*Material provided*:

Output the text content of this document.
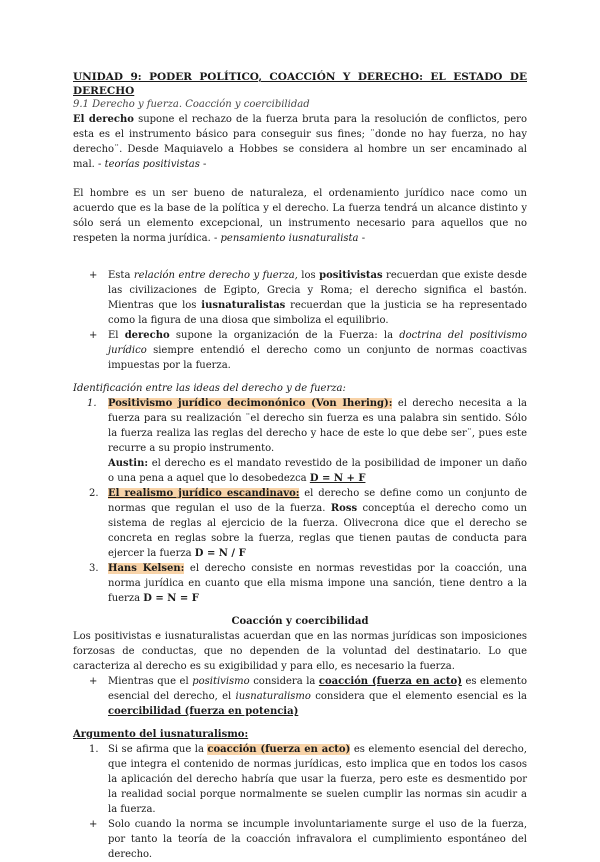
UNIDAD 9: PODER POLÍTICO, COACCIÓN Y DERECHO: EL ESTADO DE DERECHO

9.1 Derecho y fuerza. Coacción y coercibilidad

El derecho supone el rechazo de la fuerza bruta para la resolución de conflictos, pero esta es el instrumento básico para conseguir sus fines; ¨donde no hay fuerza, no hay derecho¨. Desde Maquiavelo a Hobbes se considera al hombre un ser encaminado al mal. - teorías positivistas -

El hombre es un ser bueno de naturaleza, el ordenamiento jurídico nace como un acuerdo que es la base de la política y el derecho. La fuerza tendrá un alcance distinto y sólo será un elemento excepcional, un instrumento necesario para aquellos que no respeten la norma jurídica. - pensamiento iusnaturalista -

+ Esta relación entre derecho y fuerza, los positivistas recuerdan que existe desde las civilizaciones de Egipto, Grecia y Roma; el derecho significa el bastón. Mientras que los iusnaturalistas recuerdan que la justicia se ha representado como la figura de una diosa que simboliza el equilibrio.

+ El derecho supone la organización de la Fuerza: la doctrina del positivismo jurídico siempre entendió el derecho como un conjunto de normas coactivas impuestas por la fuerza.

Identificación entre las ideas del derecho y de fuerza:

1. Positivismo jurídico decimonónico (Von Ihering): el derecho necesita a la fuerza para su realización ¨el derecho sin fuerza es una palabra sin sentido. Sólo la fuerza realiza las reglas del derecho y hace de este lo que debe ser¨, pues este recurre a su propio instrumento.

Austin: el derecho es el mandato revestido de la posibilidad de imponer un daño o una pena a aquel que lo desobedezca D = N + F

2. El realismo jurídico escandinavo: el derecho se define como un conjunto de normas que regulan el uso de la fuerza. Ross conceptúa el derecho como un sistema de reglas al ejercicio de la fuerza. Olivecrona dice que el derecho se concreta en reglas sobre la fuerza, reglas que tienen pautas de conducta para ejercer la fuerza D = N / F

3. Hans Kelsen: el derecho consiste en normas revestidas por la coacción, una norma jurídica en cuanto que ella misma impone una sanción, tiene dentro a la fuerza D = N = F

Coacción y coercibilidad

Los positivistas e iusnaturalistas acuerdan que en las normas jurídicas son imposiciones forzosas de conductas, que no dependen de la voluntad del destinatario. Lo que caracteriza al derecho es su exigibilidad y para ello, es necesario la fuerza.

+ Mientras que el positivismo considera la coacción (fuerza en acto) es elemento esencial del derecho, el iusnaturalismo considera que el elemento esencial es la coercibilidad (fuerza en potencia)

Argumento del iusnaturalismo:

1. Si se afirma que la coacción (fuerza en acto) es elemento esencial del derecho, que integra el contenido de normas jurídicas, esto implica que en todos los casos la aplicación del derecho habría que usar la fuerza, pero este es desmentido por la realidad social porque normalmente se suelen cumplir las normas sin acudir a la fuerza.

+ Solo cuando la norma se incumple involuntariamente surge el uso de la fuerza, por tanto la teoría de la coacción infravalora el cumplimiento espontáneo del derecho.
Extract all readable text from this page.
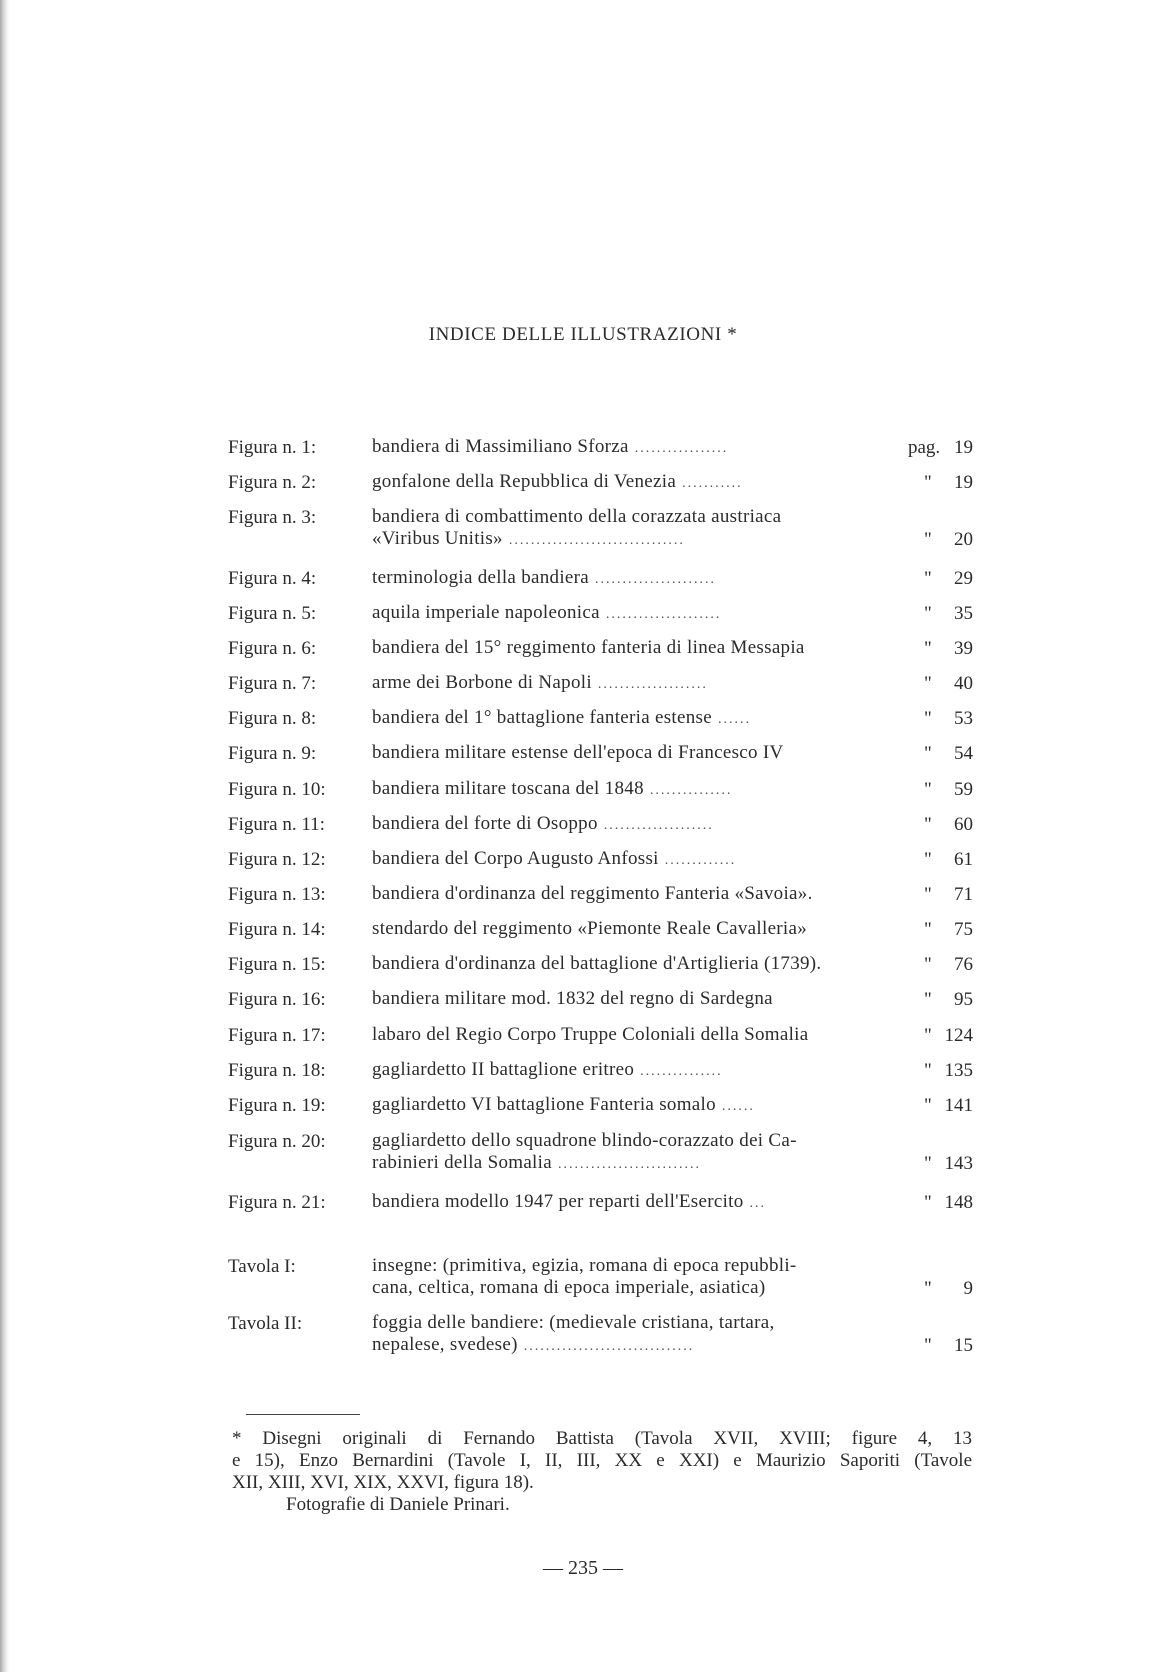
INDICE DELLE ILLUSTRAZIONI *
Figura n. 1:	bandiera di Massimiliano Sforza .................	pag. 19
Figura n. 2:	gonfalone della Repubblica di Venezia ...........	"	19
Figura n. 3:	bandiera di combattimento della corazzata austriaca
«Viribus Unitis» ................................	"	20
Figura n. 4:	terminologia della bandiera ......................	"	29
Figura n. 5:	aquila imperiale napoleonica .....................	"	35
Figura n. 6:	bandiera del 15° reggimento fanteria di linea Messapia	"	39
Figura n. 7:	arme dei Borbone di Napoli ....................	"	40
Figura n. 8:	bandiera del 1° battaglione fanteria estense ......	"	53
Figura n. 9:	bandiera militare estense dell'epoca di Francesco IV	"	54
Figura n. 10: bandiera militare toscana del 1848 ...............	"	59
Figura n. 11: bandiera del forte di Osoppo ....................	"	60
Figura n. 12: bandiera del Corpo Augusto Anfossi .............	"	61
Figura n. 13: bandiera d'ordinanza del reggimento Fanteria «Savoia».	"	71
Figura n. 14: stendardo del reggimento «Piemonte Reale Cavalleria»	"	75
Figura n. 15: bandiera d'ordinanza del battaglione d'Artiglieria (1739).	"	76
Figura n. 16: bandiera militare mod. 1832 del regno di Sardegna	"	95
Figura n. 17: labaro del Regio Corpo Truppe Coloniali della Somalia	" 124
Figura n. 18: gagliardetto II battaglione eritreo ...............	" 135
Figura n. 19: gagliardetto VI battaglione Fanteria somalo ......	" 141
Figura n. 20: gagliardetto dello squadrone blindo-corazzato dei Ca-
rabinieri della Somalia ..........................	" 143
Figura n. 21: bandiera modello 1947 per reparti dell'Esercito ...	" 148
Tavola I:	insegne: (primitiva, egizia, romana di epoca repubbli-
cana, celtica, romana di epoca imperiale, asiatica)	"	9
Tavola II:	foggia delle bandiere: (medievale cristiana, tartara,
nepalese, svedese) ...............................	"	15
* Disegni originali di Fernando Battista (Tavola XVII, XVIII; figure 4, 13
e 15), Enzo Bernardini (Tavole I, II, III, XX e XXI) e Maurizio Saporiti (Tavole
XII, XIII, XVI, XIX, XXVI, figura 18).
Fotografie di Daniele Prinari.
— 235 —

*Exercise directions*: Reproduce the data above in full, exactly as it is, with the pictures left out.

*Response*:
Output the text content of this document.
UNIDAD 9: PODER POLÍTICO, COACCIÓN Y DERECHO: EL ESTADO DE DERECHO

9.1 Derecho y fuerza. Coacción y coercibilidad

El derecho supone el rechazo de la fuerza bruta para la resolución de conflictos, pero esta es el instrumento básico para conseguir sus fines; ¨donde no hay fuerza, no hay derecho¨. Desde Maquiavelo a Hobbes se considera al hombre un ser encaminado al mal. - teorías positivistas -

El hombre es un ser bueno de naturaleza, el ordenamiento jurídico nace como un acuerdo que es la base de la política y el derecho. La fuerza tendrá un alcance distinto y sólo será un elemento excepcional, un instrumento necesario para aquellos que no respeten la norma jurídica. - pensamiento iusnaturalista -

+ Esta relación entre derecho y fuerza, los positivistas recuerdan que existe desde las civilizaciones de Egipto, Grecia y Roma; el derecho significa el bastón. Mientras que los iusnaturalistas recuerdan que la justicia se ha representado como la figura de una diosa que simboliza el equilibrio.

+ El derecho supone la organización de la Fuerza: la doctrina del positivismo jurídico siempre entendió el derecho como un conjunto de normas coactivas impuestas por la fuerza.

Identificación entre las ideas del derecho y de fuerza:

1. Positivismo jurídico decimonónico (Von Ihering): el derecho necesita a la fuerza para su realización ¨el derecho sin fuerza es una palabra sin sentido. Sólo la fuerza realiza las reglas del derecho y hace de este lo que debe ser¨, pues este recurre a su propio instrumento.

Austin: el derecho es el mandato revestido de la posibilidad de imponer un daño o una pena a aquel que lo desobedezca D = N + F

2. El realismo jurídico escandinavo: el derecho se define como un conjunto de normas que regulan el uso de la fuerza. Ross conceptúa el derecho como un sistema de reglas al ejercicio de la fuerza. Olivecrona dice que el derecho se concreta en reglas sobre la fuerza, reglas que tienen pautas de conducta para ejercer la fuerza D = N / F

3. Hans Kelsen: el derecho consiste en normas revestidas por la coacción, una norma jurídica en cuanto que ella misma impone una sanción, tiene dentro a la fuerza D = N = F

Coacción y coercibilidad

Los positivistas e iusnaturalistas acuerdan que en las normas jurídicas son imposiciones forzosas de conductas, que no dependen de la voluntad del destinatario. Lo que caracteriza al derecho es su exigibilidad y para ello, es necesario la fuerza.

+ Mientras que el positivismo considera la coacción (fuerza en acto) es elemento esencial del derecho, el iusnaturalismo considera que el elemento esencial es la coercibilidad (fuerza en potencia)

Argumento del iusnaturalismo:

1. Si se afirma que la coacción (fuerza en acto) es elemento esencial del derecho, que integra el contenido de normas jurídicas, esto implica que en todos los casos la aplicación del derecho habría que usar la fuerza, pero este es desmentido por la realidad social porque normalmente se suelen cumplir las normas sin acudir a la fuerza.

+ Solo cuando la norma se incumple involuntariamente surge el uso de la fuerza, por tanto la teoría de la coacción infravalora el cumplimiento espontáneo del derecho.
Extract all readable text from this page.
INDICE DELLE ILLUSTRAZIONI *
Figura n. 1:	bandiera di Massimiliano Sforza .................	pag. 19
Figura n. 2:	gonfalone della Repubblica di Venezia ...........	"	19
Figura n. 3:	bandiera di combattimento della corazzata austriaca
«Viribus Unitis» ................................	"	20
Figura n. 4:	terminologia della bandiera ......................	"	29
Figura n. 5:	aquila imperiale napoleonica .....................	"	35
Figura n. 6:	bandiera del 15° reggimento fanteria di linea Messapia	"	39
Figura n. 7:	arme dei Borbone di Napoli ....................	"	40
Figura n. 8:	bandiera del 1° battaglione fanteria estense ......	"	53
Figura n. 9:	bandiera militare estense dell'epoca di Francesco IV	"	54
Figura n. 10: bandiera militare toscana del 1848 ...............	"	59
Figura n. 11: bandiera del forte di Osoppo ....................	"	60
Figura n. 12: bandiera del Corpo Augusto Anfossi .............	"	61
Figura n. 13: bandiera d'ordinanza del reggimento Fanteria «Savoia».	"	71
Figura n. 14: stendardo del reggimento «Piemonte Reale Cavalleria»	"	75
Figura n. 15: bandiera d'ordinanza del battaglione d'Artiglieria (1739).	"	76
Figura n. 16: bandiera militare mod. 1832 del regno di Sardegna	"	95
Figura n. 17: labaro del Regio Corpo Truppe Coloniali della Somalia	" 124
Figura n. 18: gagliardetto II battaglione eritreo ...............	" 135
Figura n. 19: gagliardetto VI battaglione Fanteria somalo ......	" 141
Figura n. 20: gagliardetto dello squadrone blindo-corazzato dei Ca-
rabinieri della Somalia ..........................	" 143
Figura n. 21: bandiera modello 1947 per reparti dell'Esercito ...	" 148
Tavola I:	insegne: (primitiva, egizia, romana di epoca repubbli-
cana, celtica, romana di epoca imperiale, asiatica)	"	9
Tavola II:	foggia delle bandiere: (medievale cristiana, tartara,
nepalese, svedese) ...............................	"	15
* Disegni originali di Fernando Battista (Tavola XVII, XVIII; figure 4, 13
e 15), Enzo Bernardini (Tavole I, II, III, XX e XXI) e Maurizio Saporiti (Tavole
XII, XIII, XVI, XIX, XXVI, figura 18).
Fotografie di Daniele Prinari.
— 235 —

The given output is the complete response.